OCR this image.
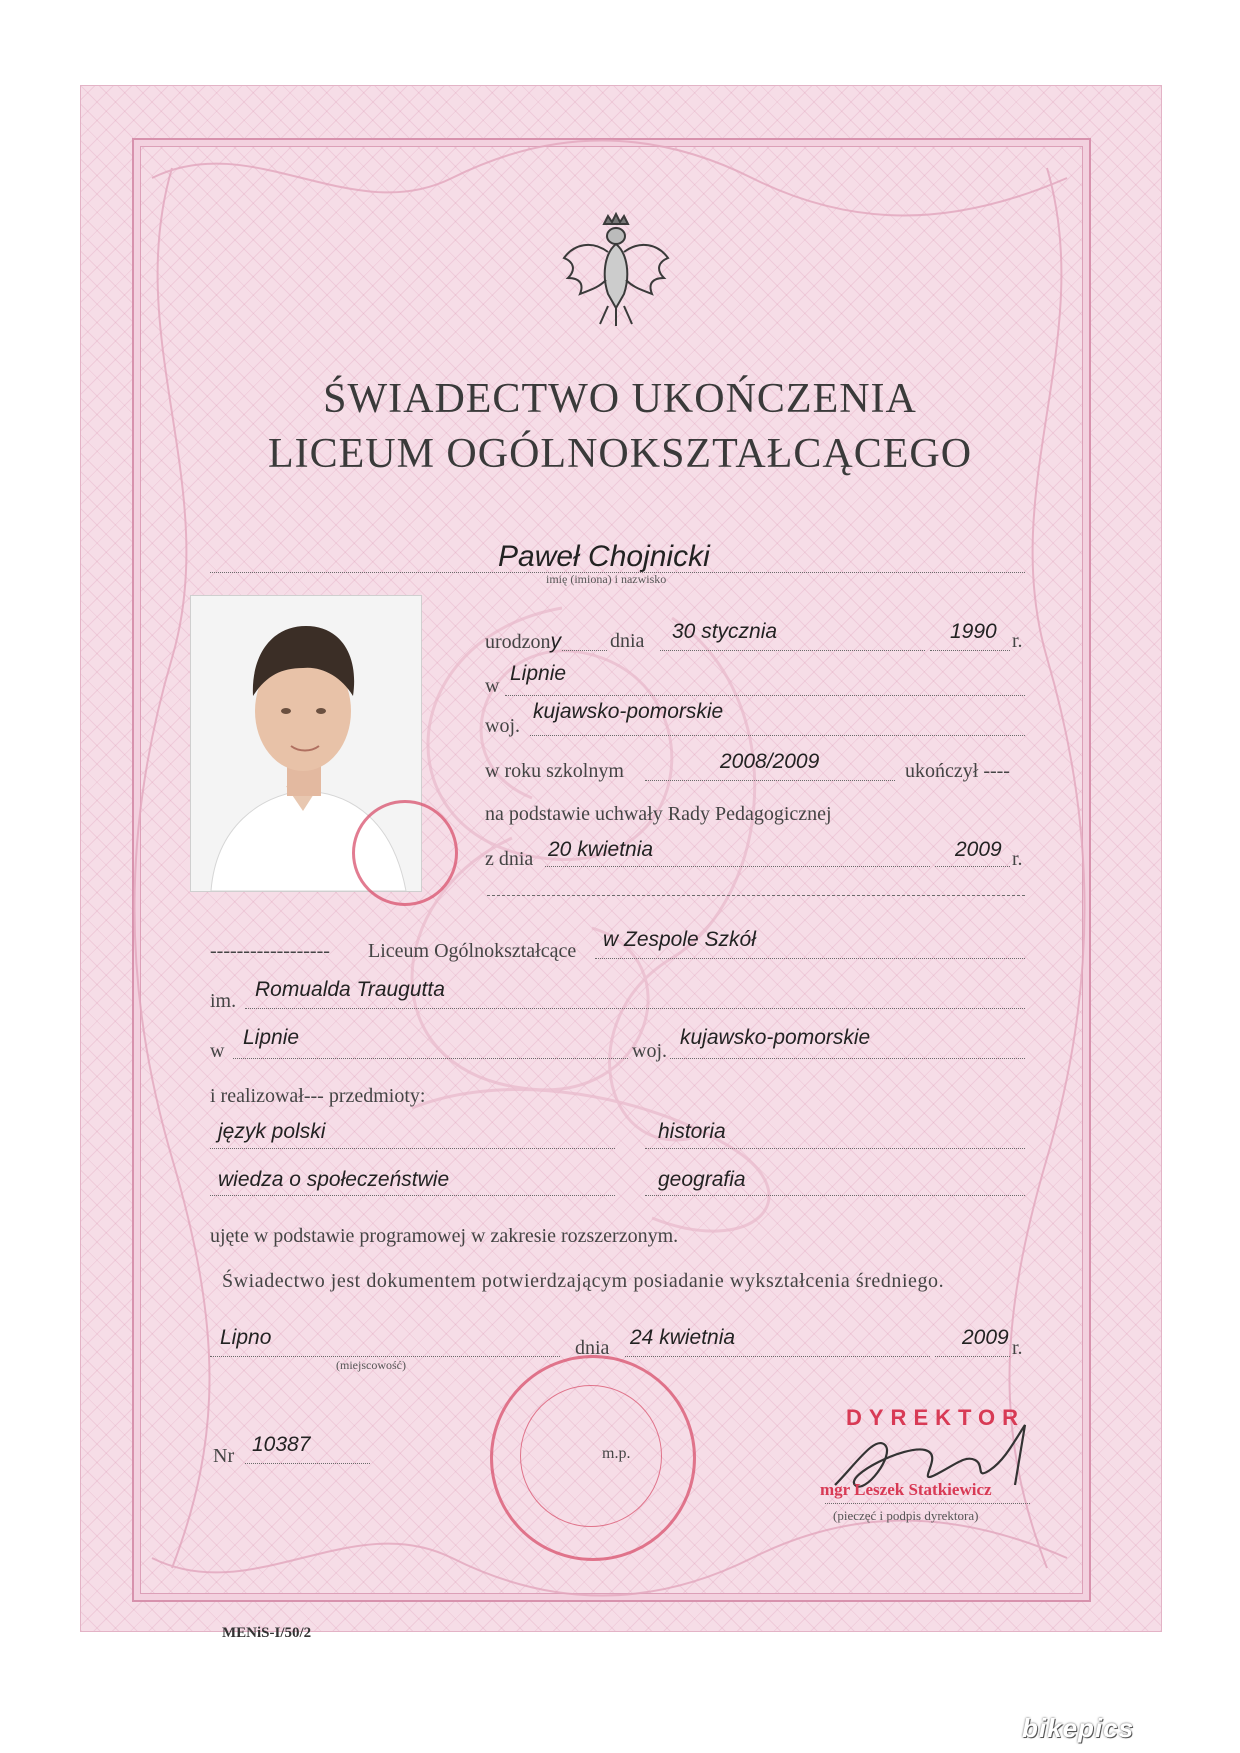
ŚWIADECTWO UKOŃCZENIA
LICEUM OGÓLNOKSZTAŁCĄCEGO
Paweł Chojnicki
imię (imiona) i nazwisko
urodzony dnia 30 stycznia	1990 r.
w
Lipnie
woj.
kujawsko-pomorskie
w roku szkolnym	2008/2009	ukończył ----
na podstawie uchwały Rady Pedagogicznej
z dnia 20 kwietnia	2009 r.
------------------ Liceum Ogólnokształcące w Zespole Szkół
im. Romualda Traugutta
w
Lipnie
woj.
kujawsko-pomorskie
i realizował--- przedmioty:
język polski	historia
wiedza o społeczeństwie	geografia
ujęte w podstawie programowej w zakresie rozszerzonym.
Świadectwo jest dokumentem potwierdzającym posiadanie wykształcenia średniego.
Lipno
(miejscowość)
dnia 24 kwietnia	2009 r.
m.p.
Nr 10387
DYREKTOR
mgr Leszek Statkiewicz
(pieczęć i podpis dyrektora)
MENiS-I/50/2
bikepics
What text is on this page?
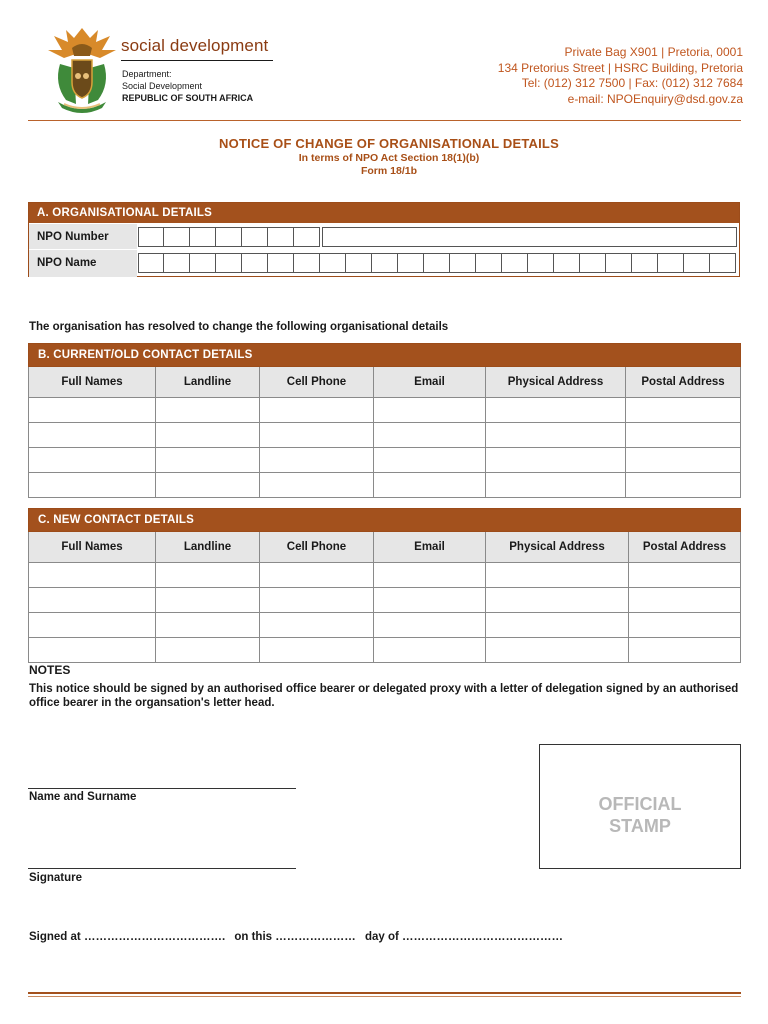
social development
Department:
Social Development
REPUBLIC OF SOUTH AFRICA
Private Bag X901 | Pretoria, 0001
134 Pretorius Street | HSRC Building, Pretoria
Tel: (012) 312 7500 | Fax: (012) 312 7684
e-mail: NPOEnquiry@dsd.gov.za
NOTICE OF CHANGE OF ORGANISATIONAL DETAILS
In terms of NPO Act Section 18(1)(b)
Form 18/1b
A. ORGANISATIONAL DETAILS
NPO Number
NPO Name
The organisation has resolved to change the following organisational details
B. CURRENT/OLD CONTACT DETAILS					
Full Names	Landline	Cell Phone	Email	Physical Address	Postal Address

C. NEW CONTACT DETAILS					
Full Names	Landline	Cell Phone	Email	Physical Address	Postal Address

NOTES
This notice should be signed by an authorised office bearer or delegated proxy with a letter of delegation signed by an authorised office bearer in the organsation's letter head.
Name and Surname
Signature
OFFICIAL
STAMP
Signed at ………………………………. on this ………………… day of ……………………………………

— Task prompt —
Set the entries down again exactly. Do not include the images.

— Output for this task —
OCR this image.
ŚWIADECTWO UKOŃCZENIA
LICEUM OGÓLNOKSZTAŁCĄCEGO
Paweł Chojnicki
imię (imiona) i nazwisko
urodzony dnia 30 stycznia	1990 r.
w
Lipnie
woj.
kujawsko-pomorskie
w roku szkolnym	2008/2009	ukończył ----
na podstawie uchwały Rady Pedagogicznej
z dnia 20 kwietnia	2009 r.
------------------ Liceum Ogólnokształcące w Zespole Szkół
im. Romualda Traugutta
w
Lipnie
woj.
kujawsko-pomorskie
i realizował--- przedmioty:
język polski	historia
wiedza o społeczeństwie	geografia
ujęte w podstawie programowej w zakresie rozszerzonym.
Świadectwo jest dokumentem potwierdzającym posiadanie wykształcenia średniego.
Lipno
(miejscowość)
dnia 24 kwietnia	2009 r.
m.p.
Nr 10387
DYREKTOR
mgr Leszek Statkiewicz
(pieczęć i podpis dyrektora)
MENiS-I/50/2
bikepics
What text is on this page?
social development
Department:
Social Development
REPUBLIC OF SOUTH AFRICA
Private Bag X901 | Pretoria, 0001
134 Pretorius Street | HSRC Building, Pretoria
Tel: (012) 312 7500 | Fax: (012) 312 7684
e-mail: NPOEnquiry@dsd.gov.za
NOTICE OF CHANGE OF ORGANISATIONAL DETAILS
In terms of NPO Act Section 18(1)(b)
Form 18/1b
A. ORGANISATIONAL DETAILS
NPO Number
NPO Name
The organisation has resolved to change the following organisational details
B. CURRENT/OLD CONTACT DETAILS					
Full Names	Landline	Cell Phone	Email	Physical Address	Postal Address

C. NEW CONTACT DETAILS					
Full Names	Landline	Cell Phone	Email	Physical Address	Postal Address

NOTES
This notice should be signed by an authorised office bearer or delegated proxy with a letter of delegation signed by an authorised office bearer in the organsation's letter head.
Name and Surname
Signature
OFFICIAL
STAMP
Signed at ………………………………. on this ………………… day of ……………………………………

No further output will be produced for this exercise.